- Task objective: Where a line holds the word "sinα", copy that line.

══ Extracted material

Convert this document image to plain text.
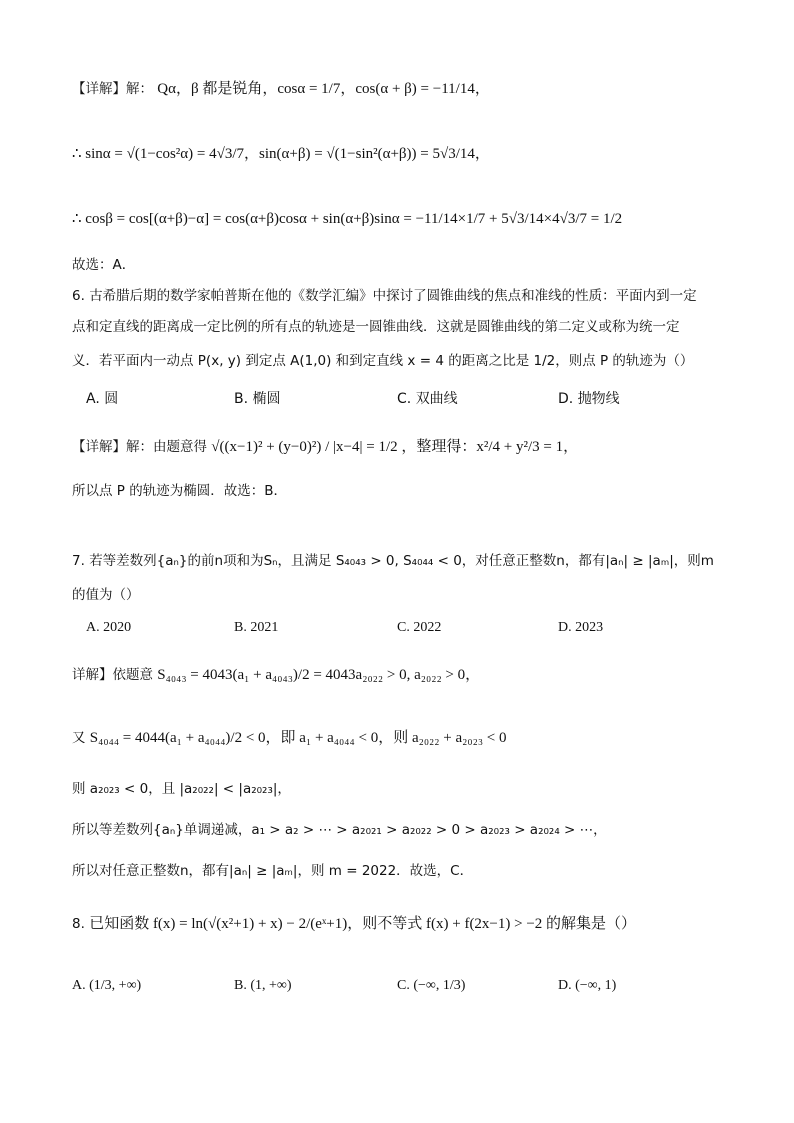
【详解】解： Qα，β 都是锐角，cosα = 1/7，cos(α + β) = −11/14，
∴ sinα = √(1−cos²α) = 4√3/7，sin(α+β) = √(1−sin²(α+β)) = 5√3/14，
∴ cosβ = cos[(α+β)−α] = cos(α+β)cosα + sin(α+β)sinα = −11/14×1/7 + 5√3/14×4√3/7 = 1/2
故选：A．
6. 古希腊后期的数学家帕普斯在他的《数学汇编》中探讨了圆锥曲线的焦点和准线的性质：平面内到一定
点和定直线的距离成一定比例的所有点的轨迹是一圆锥曲线．这就是圆锥曲线的第二定义或称为统一定
义．若平面内一动点 P(x, y) 到定点 A(1,0) 和到定直线 x = 4 的距离之比是 1/2，则点 P 的轨迹为（）
A. 圆	B. 椭圆	C. 双曲线	D. 抛物线
【详解】解：由题意得 √((x−1)² + (y−0)²) / |x−4| = 1/2 ，整理得：x²/4 + y²/3 = 1，
所以点 P 的轨迹为椭圆．故选：B．
7. 若等差数列{aₙ}的前n项和为Sₙ，且满足 S₄₀₄₃ > 0, S₄₀₄₄ < 0，对任意正整数n，都有|aₙ| ≥ |aₘ|，则m
的值为（）
A. 2020	B. 2021	C. 2022	D. 2023
详解】依题意 S₄₀₄₃ = 4043(a₁ + a₄₀₄₃)/2 = 4043a₂₀₂₂ > 0, a₂₀₂₂ > 0，
又 S₄₀₄₄ = 4044(a₁ + a₄₀₄₄)/2 < 0，即 a₁ + a₄₀₄₄ < 0，则 a₂₀₂₂ + a₂₀₂₃ < 0
则 a₂₀₂₃ < 0，且 |a₂₀₂₂| < |a₂₀₂₃|，
所以等差数列{aₙ}单调递减，a₁ > a₂ > ⋯ > a₂₀₂₁ > a₂₀₂₂ > 0 > a₂₀₂₃ > a₂₀₂₄ > ⋯，
所以对任意正整数n，都有|aₙ| ≥ |aₘ|，则 m = 2022．故选，C．
8. 已知函数 f(x) = ln(√(x²+1) + x) − 2/(eˣ+1)，则不等式 f(x) + f(2x−1) > −2 的解集是（）
A. (1/3, +∞)	B. (1, +∞)	C. (−∞, 1/3)	D. (−∞, 1)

════

- Full solution:
∴ sinα = √(1−cos²α) = 4√3/7，sin(α+β) = √(1−sin²(α+β)) = 5√3/14，
∴ cosβ = cos[(α+β)−α] = cos(α+β)cosα + sin(α+β)sinα = −11/14×1/7 + 5√3/14×4√3/7 = 1/2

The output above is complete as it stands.